▸ **Instructions for the task**:
In the listing that follows, count each line containing the string "Đăng" and report only the count.

▸ **Given data**:
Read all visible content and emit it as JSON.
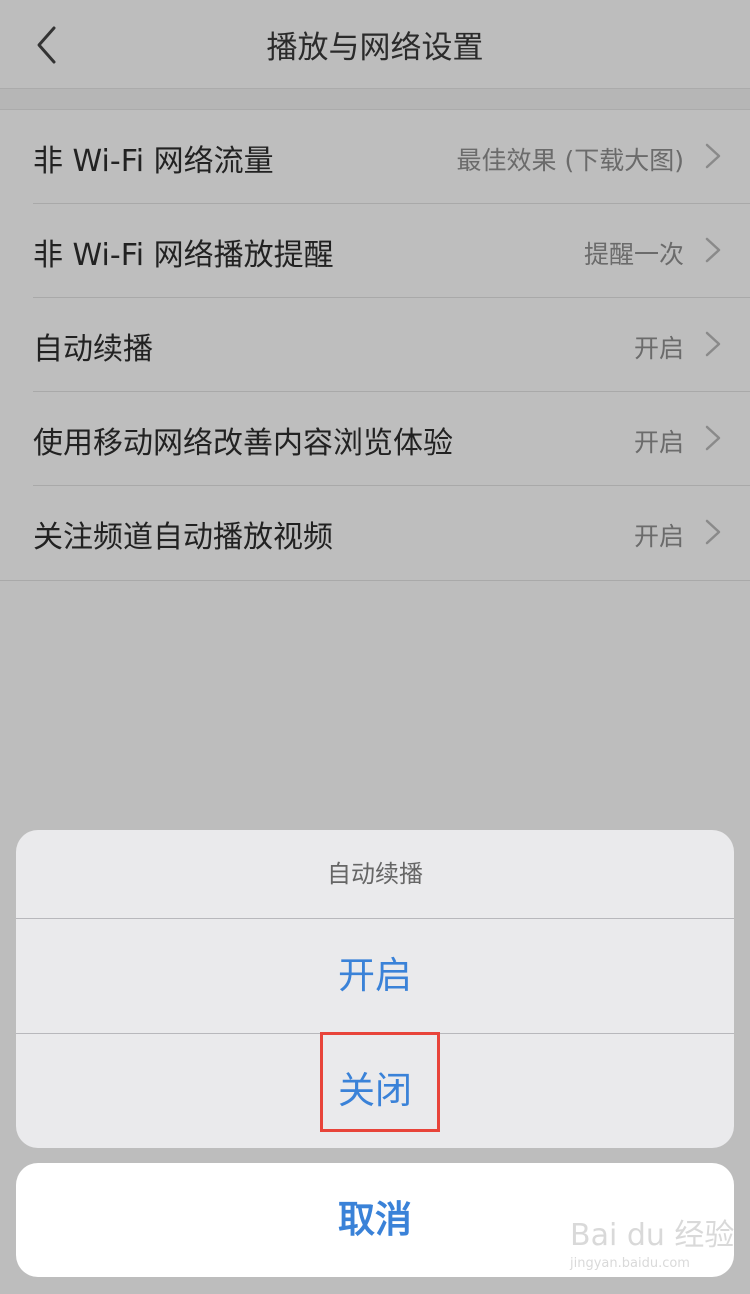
{
  "header": {
    "title": "播放与网络设置"
  },
  "settings": [
    {
      "label": "非 Wi-Fi 网络流量",
      "value": "最佳效果 (下载大图)"
    },
    {
      "label": "非 Wi-Fi 网络播放提醒",
      "value": "提醒一次"
    },
    {
      "label": "自动续播",
      "value": "开启"
    },
    {
      "label": "使用移动网络改善内容浏览体验",
      "value": "开启"
    },
    {
      "label": "关注频道自动播放视频",
      "value": "开启"
    }
  ],
  "action_sheet": {
    "title": "自动续播",
    "option_on": "开启",
    "option_off": "关闭",
    "cancel": "取消"
  },
  "watermark": {
    "text": "Bai du 经验",
    "sub": "jingyan.baidu.com"
  },
  "colors": {
    "accent": "#3a82d8",
    "highlight": "#e8443a"
  }
}
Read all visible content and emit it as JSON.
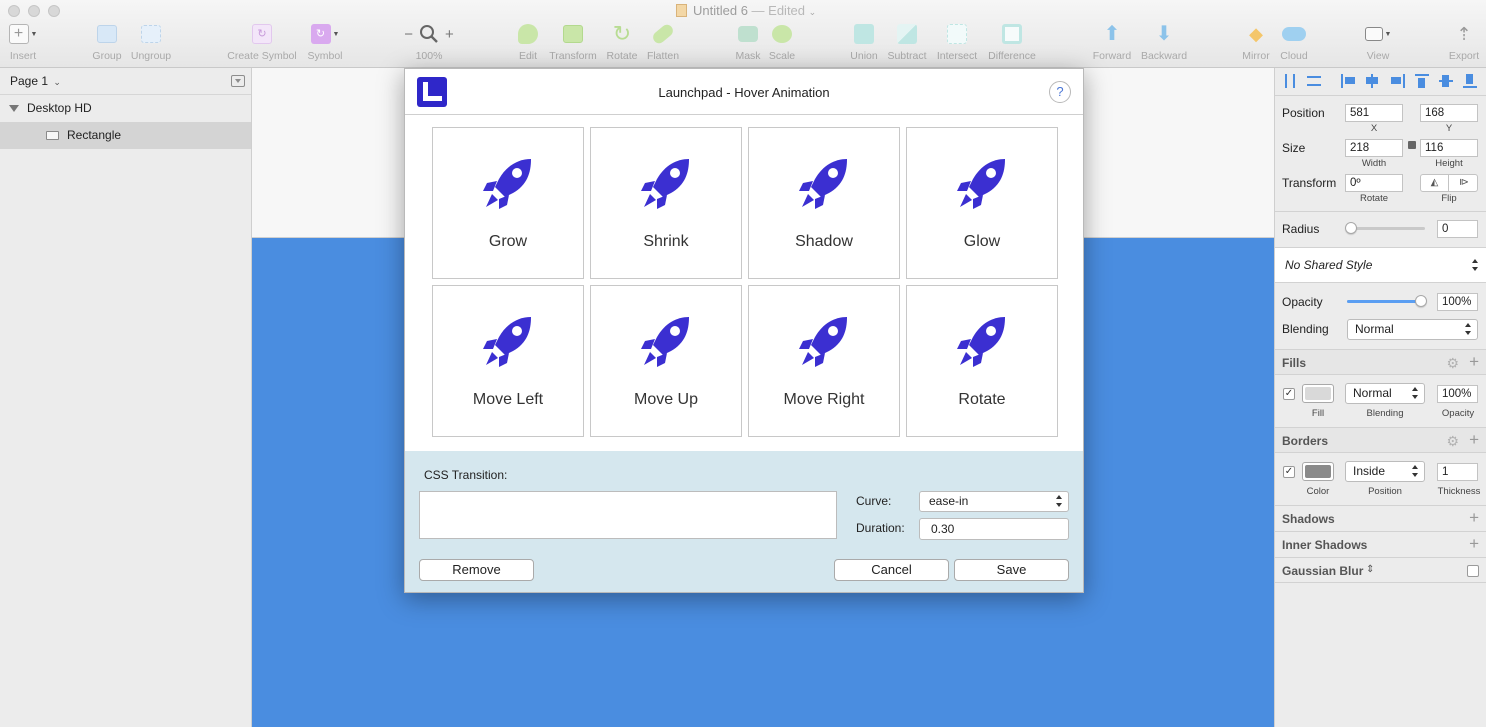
{
  "window": {
    "title": "Untitled 6",
    "edited_suffix": "— Edited"
  },
  "toolbar": {
    "insert": "Insert",
    "group": "Group",
    "ungroup": "Ungroup",
    "create_symbol": "Create Symbol",
    "symbol": "Symbol",
    "zoom_minus": "−",
    "zoom_plus": "+",
    "zoom_level": "100%",
    "edit": "Edit",
    "transform": "Transform",
    "rotate": "Rotate",
    "flatten": "Flatten",
    "mask": "Mask",
    "scale": "Scale",
    "union": "Union",
    "subtract": "Subtract",
    "intersect": "Intersect",
    "difference": "Difference",
    "forward": "Forward",
    "backward": "Backward",
    "mirror": "Mirror",
    "cloud": "Cloud",
    "view": "View",
    "export": "Export"
  },
  "layers_panel": {
    "page_label": "Page 1",
    "artboard_name": "Desktop HD",
    "layer_name": "Rectangle"
  },
  "dialog": {
    "title": "Launchpad - Hover Animation",
    "help": "?",
    "animations": [
      "Grow",
      "Shrink",
      "Shadow",
      "Glow",
      "Move Left",
      "Move Up",
      "Move Right",
      "Rotate"
    ],
    "css_transition_label": "CSS Transition:",
    "css_transition_value": "",
    "curve_label": "Curve:",
    "curve_value": "ease-in",
    "duration_label": "Duration:",
    "duration_value": "0.30",
    "remove_button": "Remove",
    "cancel_button": "Cancel",
    "save_button": "Save"
  },
  "inspector": {
    "position_label": "Position",
    "x_value": "581",
    "x_label": "X",
    "y_value": "168",
    "y_label": "Y",
    "size_label": "Size",
    "width_value": "218",
    "width_label": "Width",
    "height_value": "116",
    "height_label": "Height",
    "transform_label": "Transform",
    "rotate_value": "0º",
    "rotate_label": "Rotate",
    "flip_label": "Flip",
    "radius_label": "Radius",
    "radius_value": "0",
    "shared_style": "No Shared Style",
    "opacity_label": "Opacity",
    "opacity_value": "100%",
    "opacity_level": 1.0,
    "blending_label": "Blending",
    "blending_value": "Normal",
    "fills_title": "Fills",
    "fill_label": "Fill",
    "fill_blending_value": "Normal",
    "fill_blending_label": "Blending",
    "fill_opacity_value": "100%",
    "fill_opacity_label": "Opacity",
    "borders_title": "Borders",
    "border_color_label": "Color",
    "border_position_value": "Inside",
    "border_position_label": "Position",
    "border_thickness_value": "1",
    "border_thickness_label": "Thickness",
    "shadows_title": "Shadows",
    "inner_shadows_title": "Inner Shadows",
    "gaussian_blur_title": "Gaussian Blur",
    "check_mark": "✓"
  },
  "colors": {
    "artboard_fill": "#4a8de0",
    "rocket": "#3b2fd1",
    "fill_swatch": "#d9d9d9",
    "border_swatch": "#8a8a8a",
    "slider_accent": "#5a9ef2"
  }
}
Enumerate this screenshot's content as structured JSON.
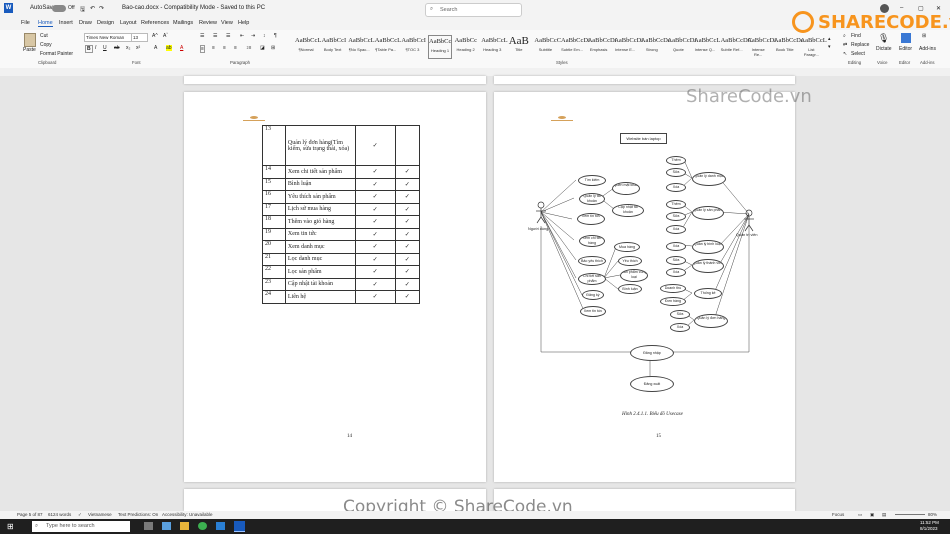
{
  "titlebar": {
    "autosave": "AutoSave",
    "toggle": "Off",
    "doc_title": "Bao-cao.docx - Compatibility Mode - Saved to this PC",
    "search_placeholder": "Search"
  },
  "menu": [
    "File",
    "Home",
    "Insert",
    "Draw",
    "Design",
    "Layout",
    "References",
    "Mailings",
    "Review",
    "View",
    "Help"
  ],
  "ribbon": {
    "clipboard": {
      "paste": "Paste",
      "cut": "Cut",
      "copy": "Copy",
      "format_painter": "Format Painter",
      "label": "Clipboard"
    },
    "font": {
      "name": "Times New Roman",
      "size": "13",
      "label": "Font"
    },
    "paragraph_label": "Paragraph",
    "styles": [
      {
        "sample": "AaBbCcL",
        "name": "¶Normal"
      },
      {
        "sample": "AaBbCcI",
        "name": "Body Text"
      },
      {
        "sample": "AaBbCcL",
        "name": "¶No Spac..."
      },
      {
        "sample": "AaBbCcL",
        "name": "¶Table Pa..."
      },
      {
        "sample": "AaBbCcI",
        "name": "¶TOC 3"
      },
      {
        "sample": "AaBbCc",
        "name": "Heading 1"
      },
      {
        "sample": "AaBbCc",
        "name": "Heading 2"
      },
      {
        "sample": "AaBbCcL",
        "name": "Heading 3"
      },
      {
        "sample": "AaB",
        "name": "Title"
      },
      {
        "sample": "AaBbCcC",
        "name": "Subtitle"
      },
      {
        "sample": "AaBbCcDi",
        "name": "Subtle Em..."
      },
      {
        "sample": "AaBbCcDi",
        "name": "Emphasis"
      },
      {
        "sample": "AaBbCcDi",
        "name": "Intense E..."
      },
      {
        "sample": "AaBbCcDc",
        "name": "Strong"
      },
      {
        "sample": "AaBbCcDi",
        "name": "Quote"
      },
      {
        "sample": "AaBbCcL",
        "name": "Intense Q..."
      },
      {
        "sample": "AaBbCcDC",
        "name": "Subtle Ref..."
      },
      {
        "sample": "AaBbCcDi",
        "name": "Intense Re..."
      },
      {
        "sample": "AaBbCcDc",
        "name": "Book Title"
      },
      {
        "sample": "AaBbCcL",
        "name": "List Paragr..."
      }
    ],
    "styles_label": "Styles",
    "editing": {
      "find": "Find",
      "replace": "Replace",
      "select": "Select",
      "label": "Editing"
    },
    "voice": {
      "dictate": "Dictate",
      "label": "Voice"
    },
    "editor": {
      "label": "Editor",
      "group": "Editor"
    },
    "addins": {
      "label": "Add-ins",
      "group": "Add-ins"
    }
  },
  "page14": {
    "rows": [
      {
        "n": "13",
        "name": "Quản lý đơn hàng(Tìm kiếm, sửa trạng thái, xóa)",
        "c1": "✓",
        "c2": ""
      },
      {
        "n": "14",
        "name": "Xem chi tiết sản phẩm",
        "c1": "✓",
        "c2": "✓"
      },
      {
        "n": "15",
        "name": "Bình luận",
        "c1": "✓",
        "c2": "✓"
      },
      {
        "n": "16",
        "name": "Yêu thích sản phẩm",
        "c1": "✓",
        "c2": "✓"
      },
      {
        "n": "17",
        "name": "Lịch sử mua hàng",
        "c1": "✓",
        "c2": "✓"
      },
      {
        "n": "18",
        "name": "Thêm vào giỏ hàng",
        "c1": "✓",
        "c2": "✓"
      },
      {
        "n": "19",
        "name": "Xem tin tức",
        "c1": "✓",
        "c2": "✓"
      },
      {
        "n": "20",
        "name": "Xem danh mục",
        "c1": "✓",
        "c2": "✓"
      },
      {
        "n": "21",
        "name": "Lọc danh mục",
        "c1": "✓",
        "c2": "✓"
      },
      {
        "n": "22",
        "name": "Lọc sản phẩm",
        "c1": "✓",
        "c2": "✓"
      },
      {
        "n": "23",
        "name": "Cập nhật tài khoản",
        "c1": "✓",
        "c2": "✓"
      },
      {
        "n": "24",
        "name": "Liên hệ",
        "c1": "✓",
        "c2": "✓"
      }
    ],
    "page_number": "14"
  },
  "page15": {
    "system_box": "Website bán laptop",
    "actor_user": "Người dùng",
    "actor_admin": "Quản trị viên",
    "left_cases": [
      "Tìm kiếm",
      "Quản lý tài khoản",
      "Xem tin tức",
      "Xem chi tiết hàng",
      "Bảo yêu thích",
      "Chi tiết sản phẩm",
      "Đăng ký",
      "Xem tin tức"
    ],
    "left_sub": [
      "Quên mật khẩu",
      "Cập nhật tài khoản",
      "Mua hàng",
      "Yêu thích",
      "Sản phẩm cùng loại",
      "Bình luận"
    ],
    "right_cases": [
      "Quản lý danh mục",
      "Quản lý sản phẩm",
      "Quản lý bình luận",
      "Quản lý thành viên",
      "Thống kê",
      "Quản lý đơn hàng"
    ],
    "right_sub": [
      "Thêm",
      "Sửa",
      "Xóa",
      "Thêm",
      "Sửa",
      "Xóa",
      "Xóa",
      "Sửa",
      "Xóa",
      "Doanh thu",
      "Đơn hàng",
      "Sửa",
      "Xóa"
    ],
    "login": "Đăng nhập",
    "logout": "Đăng xuất",
    "caption": "Hình 2.4.1.1. Biểu đồ Usecase",
    "page_number": "15"
  },
  "status": {
    "page": "Page 5 of 87",
    "words": "6124 words",
    "lang": "Vietnamese",
    "predictions": "Text Predictions: On",
    "accessibility": "Accessibility: Unavailable",
    "focus": "Focus",
    "zoom": "80%"
  },
  "taskbar": {
    "search_placeholder": "Type here to search",
    "time": "11:52 PM",
    "date": "8/1/2023"
  },
  "watermark": {
    "logo": "SHARECODE.vn",
    "mid": "ShareCode.vn",
    "footer": "Copyright © ShareCode.vn"
  },
  "colors": {
    "word_blue": "#185abd",
    "logo_orange": "#f7941d",
    "taskbar": "#1f1f1f"
  }
}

▸ **Complete output**:
3